-- Data for this exercise --
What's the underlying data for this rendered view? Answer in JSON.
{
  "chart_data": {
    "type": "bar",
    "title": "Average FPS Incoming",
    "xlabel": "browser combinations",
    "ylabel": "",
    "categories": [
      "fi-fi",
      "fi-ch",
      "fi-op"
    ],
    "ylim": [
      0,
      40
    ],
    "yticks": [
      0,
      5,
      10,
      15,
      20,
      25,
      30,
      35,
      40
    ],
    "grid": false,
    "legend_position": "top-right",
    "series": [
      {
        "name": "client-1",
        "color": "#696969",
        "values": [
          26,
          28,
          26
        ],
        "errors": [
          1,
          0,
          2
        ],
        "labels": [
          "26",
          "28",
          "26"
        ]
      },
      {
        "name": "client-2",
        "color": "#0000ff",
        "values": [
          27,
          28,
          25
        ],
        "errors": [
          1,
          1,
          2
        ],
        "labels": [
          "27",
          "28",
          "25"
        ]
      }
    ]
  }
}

-- Set problem --
Make an exact copy of every entry.

-- Exercise solution --
What's the underlying data for this rendered view? Answer in JSON.
{
  "chart_data": {
    "type": "bar",
    "title": "Average FPS Incoming",
    "xlabel": "browser combinations",
    "ylabel": "",
    "categories": [
      "fi-fi",
      "fi-ch",
      "fi-op"
    ],
    "ylim": [
      0,
      40
    ],
    "yticks": [
      0,
      5,
      10,
      15,
      20,
      25,
      30,
      35,
      40
    ],
    "grid": false,
    "legend_position": "top-right",
    "series": [
      {
        "name": "client-1",
        "color": "#696969",
        "values": [
          26,
          28,
          26
        ],
        "errors": [
          1,
          0,
          2
        ],
        "labels": [
          "26",
          "28",
          "26"
        ]
      },
      {
        "name": "client-2",
        "color": "#0000ff",
        "values": [
          27,
          28,
          25
        ],
        "errors": [
          1,
          1,
          2
        ],
        "labels": [
          "27",
          "28",
          "25"
        ]
      }
    ]
  }
}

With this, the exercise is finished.